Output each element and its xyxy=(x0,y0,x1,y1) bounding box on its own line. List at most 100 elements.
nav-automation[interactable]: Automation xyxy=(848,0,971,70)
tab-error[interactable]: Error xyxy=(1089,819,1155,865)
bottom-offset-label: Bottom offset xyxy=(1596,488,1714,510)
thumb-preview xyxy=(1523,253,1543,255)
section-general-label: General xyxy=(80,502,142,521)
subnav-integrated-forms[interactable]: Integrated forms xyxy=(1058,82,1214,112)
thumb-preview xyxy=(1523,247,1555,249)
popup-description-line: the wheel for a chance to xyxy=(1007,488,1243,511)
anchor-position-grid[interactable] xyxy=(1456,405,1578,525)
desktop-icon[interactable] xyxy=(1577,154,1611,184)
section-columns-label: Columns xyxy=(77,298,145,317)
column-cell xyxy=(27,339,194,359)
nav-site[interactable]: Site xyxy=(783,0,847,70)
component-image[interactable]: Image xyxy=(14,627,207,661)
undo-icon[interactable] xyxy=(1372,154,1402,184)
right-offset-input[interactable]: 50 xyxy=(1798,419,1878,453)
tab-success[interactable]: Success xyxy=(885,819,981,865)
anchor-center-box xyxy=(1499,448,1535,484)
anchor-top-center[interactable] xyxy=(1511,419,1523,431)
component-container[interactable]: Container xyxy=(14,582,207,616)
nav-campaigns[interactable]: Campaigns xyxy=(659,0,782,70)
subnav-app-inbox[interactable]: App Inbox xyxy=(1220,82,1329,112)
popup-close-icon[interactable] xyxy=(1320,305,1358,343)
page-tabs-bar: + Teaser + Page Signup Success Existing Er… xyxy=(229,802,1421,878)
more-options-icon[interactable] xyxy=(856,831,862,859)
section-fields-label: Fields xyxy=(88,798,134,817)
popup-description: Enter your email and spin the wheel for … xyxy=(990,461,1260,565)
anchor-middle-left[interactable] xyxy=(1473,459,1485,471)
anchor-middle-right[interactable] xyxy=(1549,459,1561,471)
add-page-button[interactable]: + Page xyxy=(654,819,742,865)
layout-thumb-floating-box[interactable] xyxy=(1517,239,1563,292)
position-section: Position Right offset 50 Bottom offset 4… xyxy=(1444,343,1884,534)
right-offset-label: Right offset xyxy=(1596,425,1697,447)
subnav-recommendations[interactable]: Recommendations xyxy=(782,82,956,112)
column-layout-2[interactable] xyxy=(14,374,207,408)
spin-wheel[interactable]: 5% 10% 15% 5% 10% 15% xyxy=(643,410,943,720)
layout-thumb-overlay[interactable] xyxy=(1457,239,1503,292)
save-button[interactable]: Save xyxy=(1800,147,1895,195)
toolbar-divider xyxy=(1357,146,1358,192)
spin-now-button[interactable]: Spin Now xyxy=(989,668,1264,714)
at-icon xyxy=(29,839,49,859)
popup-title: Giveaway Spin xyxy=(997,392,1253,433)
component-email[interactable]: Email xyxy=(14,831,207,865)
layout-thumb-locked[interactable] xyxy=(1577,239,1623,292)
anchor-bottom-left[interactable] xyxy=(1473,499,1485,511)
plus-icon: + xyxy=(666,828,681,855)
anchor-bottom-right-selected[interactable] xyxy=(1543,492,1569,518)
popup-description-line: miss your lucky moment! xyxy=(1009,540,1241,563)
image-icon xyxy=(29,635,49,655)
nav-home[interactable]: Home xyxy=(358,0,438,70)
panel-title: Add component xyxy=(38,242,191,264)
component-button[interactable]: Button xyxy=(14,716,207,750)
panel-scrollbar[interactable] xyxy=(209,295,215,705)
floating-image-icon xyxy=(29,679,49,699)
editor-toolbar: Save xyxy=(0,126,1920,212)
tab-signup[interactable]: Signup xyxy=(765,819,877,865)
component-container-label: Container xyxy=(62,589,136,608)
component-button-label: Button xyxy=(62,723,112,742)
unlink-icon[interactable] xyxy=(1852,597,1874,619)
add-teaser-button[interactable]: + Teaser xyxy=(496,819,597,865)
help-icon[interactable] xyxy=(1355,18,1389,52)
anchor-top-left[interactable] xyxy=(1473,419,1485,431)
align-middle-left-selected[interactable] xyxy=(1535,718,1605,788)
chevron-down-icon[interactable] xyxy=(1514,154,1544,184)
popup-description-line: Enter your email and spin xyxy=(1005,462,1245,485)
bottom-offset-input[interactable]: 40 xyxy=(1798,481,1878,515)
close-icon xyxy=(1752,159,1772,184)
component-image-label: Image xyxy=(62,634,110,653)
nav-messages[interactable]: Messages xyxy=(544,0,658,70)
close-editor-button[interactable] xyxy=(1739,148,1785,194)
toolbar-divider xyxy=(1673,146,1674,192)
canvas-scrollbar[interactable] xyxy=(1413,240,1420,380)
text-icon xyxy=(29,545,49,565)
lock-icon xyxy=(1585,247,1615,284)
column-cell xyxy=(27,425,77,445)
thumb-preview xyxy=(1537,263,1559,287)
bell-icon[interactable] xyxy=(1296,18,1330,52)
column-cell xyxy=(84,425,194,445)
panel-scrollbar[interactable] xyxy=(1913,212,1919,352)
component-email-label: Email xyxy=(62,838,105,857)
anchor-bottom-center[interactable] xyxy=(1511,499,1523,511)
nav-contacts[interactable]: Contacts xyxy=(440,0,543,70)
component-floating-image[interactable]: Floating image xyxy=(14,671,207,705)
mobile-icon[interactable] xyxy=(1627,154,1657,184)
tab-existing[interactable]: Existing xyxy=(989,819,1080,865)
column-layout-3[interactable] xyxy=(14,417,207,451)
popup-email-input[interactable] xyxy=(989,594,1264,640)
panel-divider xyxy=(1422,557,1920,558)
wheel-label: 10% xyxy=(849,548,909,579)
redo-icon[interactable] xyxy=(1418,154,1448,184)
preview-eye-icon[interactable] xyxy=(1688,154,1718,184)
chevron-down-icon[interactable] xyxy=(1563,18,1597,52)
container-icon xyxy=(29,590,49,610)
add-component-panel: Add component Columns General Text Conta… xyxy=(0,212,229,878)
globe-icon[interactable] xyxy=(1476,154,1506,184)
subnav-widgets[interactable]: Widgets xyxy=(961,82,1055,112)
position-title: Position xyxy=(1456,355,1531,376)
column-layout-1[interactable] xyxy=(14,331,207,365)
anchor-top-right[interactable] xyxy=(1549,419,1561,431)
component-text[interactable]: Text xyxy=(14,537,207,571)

### Work required
Rewrite the rows starting at the first row and ending at the row containing "thumb-preview xyxy=(1523,247,1555,249)", replacing "Integrated forms" with "Embedded forms" and leaving everything else unchanged.

### Result below
Output each element and its xyxy=(x0,y0,x1,y1) bounding box on its own line. List at most 100 elements.
nav-automation[interactable]: Automation xyxy=(848,0,971,70)
tab-error[interactable]: Error xyxy=(1089,819,1155,865)
bottom-offset-label: Bottom offset xyxy=(1596,488,1714,510)
thumb-preview xyxy=(1523,253,1543,255)
section-general-label: General xyxy=(80,502,142,521)
subnav-integrated-forms[interactable]: Embedded forms xyxy=(1058,82,1214,112)
thumb-preview xyxy=(1523,247,1555,249)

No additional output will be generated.